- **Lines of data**
· · · · ·
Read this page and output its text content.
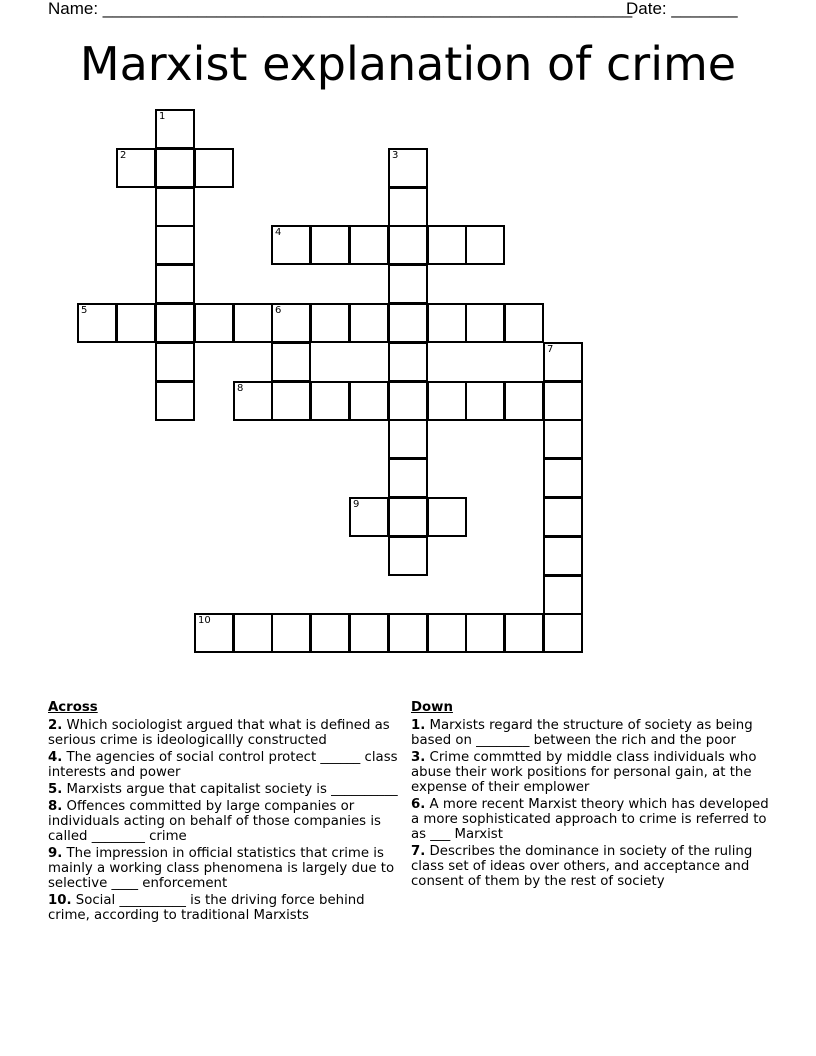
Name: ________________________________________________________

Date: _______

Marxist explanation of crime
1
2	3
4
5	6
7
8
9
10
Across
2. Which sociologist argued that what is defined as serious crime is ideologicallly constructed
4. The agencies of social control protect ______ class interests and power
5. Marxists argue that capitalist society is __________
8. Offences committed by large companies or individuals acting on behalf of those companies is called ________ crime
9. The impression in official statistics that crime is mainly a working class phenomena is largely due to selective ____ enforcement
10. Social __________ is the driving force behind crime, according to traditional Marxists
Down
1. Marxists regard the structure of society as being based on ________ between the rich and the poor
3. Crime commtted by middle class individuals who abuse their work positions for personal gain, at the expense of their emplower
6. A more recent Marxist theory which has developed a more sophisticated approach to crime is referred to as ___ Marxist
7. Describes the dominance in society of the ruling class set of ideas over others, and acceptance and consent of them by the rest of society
· · · · ·
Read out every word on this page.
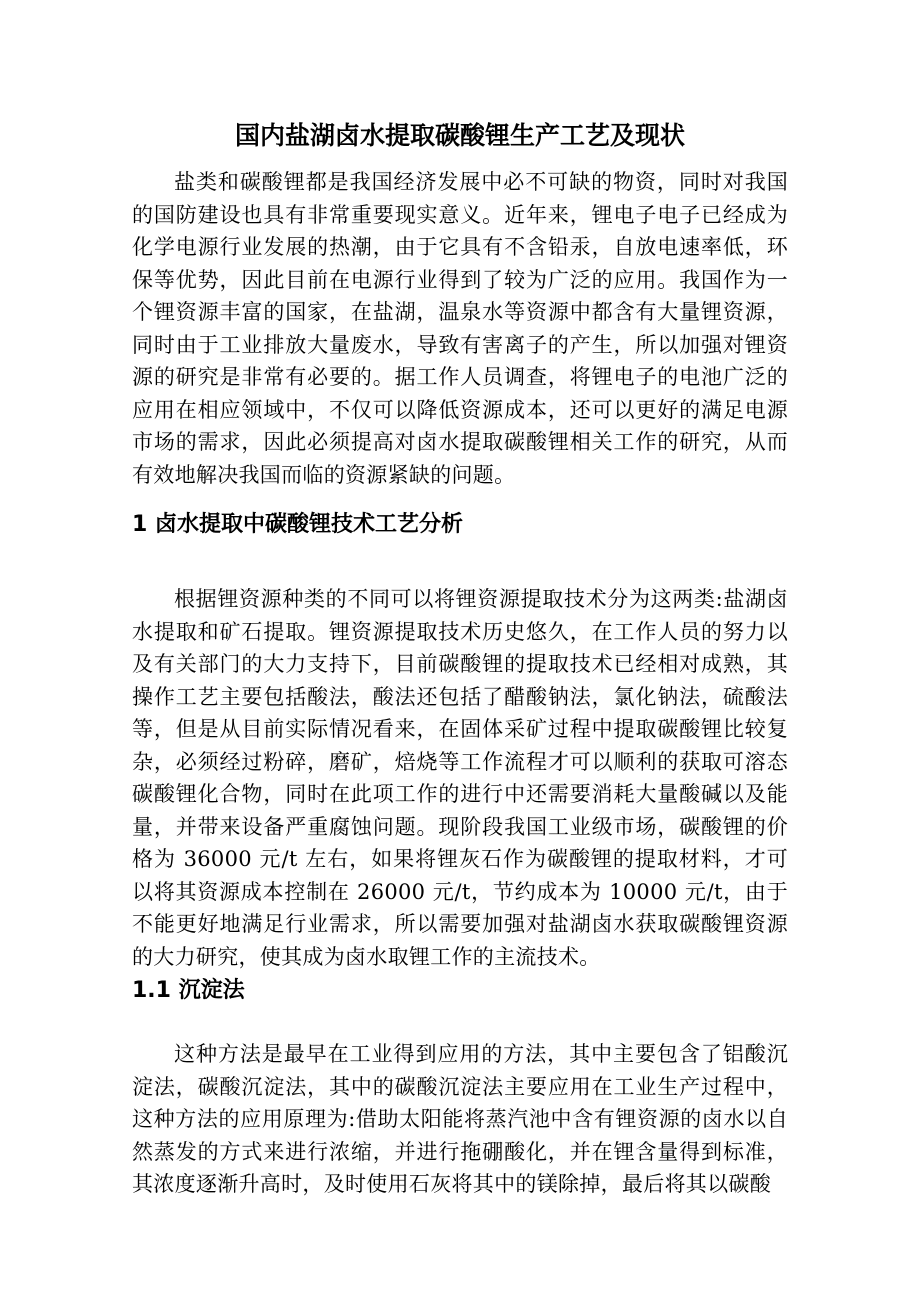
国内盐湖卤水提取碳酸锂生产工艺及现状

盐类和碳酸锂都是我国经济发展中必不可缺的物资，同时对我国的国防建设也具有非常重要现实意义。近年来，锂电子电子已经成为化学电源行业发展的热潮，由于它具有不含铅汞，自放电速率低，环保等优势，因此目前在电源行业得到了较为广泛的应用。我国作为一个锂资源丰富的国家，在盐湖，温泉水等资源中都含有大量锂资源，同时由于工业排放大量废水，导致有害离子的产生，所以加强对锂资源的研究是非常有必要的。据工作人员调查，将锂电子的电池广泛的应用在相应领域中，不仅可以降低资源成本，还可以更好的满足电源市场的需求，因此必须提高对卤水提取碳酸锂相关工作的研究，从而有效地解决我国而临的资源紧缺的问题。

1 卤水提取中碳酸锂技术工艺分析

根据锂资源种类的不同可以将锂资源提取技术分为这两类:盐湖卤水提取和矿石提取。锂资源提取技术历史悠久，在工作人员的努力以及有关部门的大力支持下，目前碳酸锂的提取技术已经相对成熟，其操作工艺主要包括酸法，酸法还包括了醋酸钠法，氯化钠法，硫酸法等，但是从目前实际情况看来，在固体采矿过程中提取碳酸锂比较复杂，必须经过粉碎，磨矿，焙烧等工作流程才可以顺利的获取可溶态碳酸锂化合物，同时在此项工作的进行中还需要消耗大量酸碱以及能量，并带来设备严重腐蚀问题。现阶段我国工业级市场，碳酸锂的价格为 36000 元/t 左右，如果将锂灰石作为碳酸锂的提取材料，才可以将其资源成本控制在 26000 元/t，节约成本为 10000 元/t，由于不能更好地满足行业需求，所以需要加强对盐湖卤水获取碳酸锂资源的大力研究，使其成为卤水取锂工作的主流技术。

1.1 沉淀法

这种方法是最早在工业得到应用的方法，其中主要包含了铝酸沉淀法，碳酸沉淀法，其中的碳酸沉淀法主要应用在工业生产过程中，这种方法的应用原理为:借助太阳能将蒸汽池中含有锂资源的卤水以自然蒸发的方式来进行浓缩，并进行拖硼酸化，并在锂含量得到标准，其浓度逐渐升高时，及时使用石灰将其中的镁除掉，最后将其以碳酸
· · · · ·
- **Given exercise**
Filter the records above for lines containing the word "individuals", and copy those lines.

- **Task answer**
8. Offences committed by large companies or individuals acting on behalf of those companies is called ________ crime
3. Crime commtted by middle class individuals who abuse their work positions for personal gain, at the expense of their emplower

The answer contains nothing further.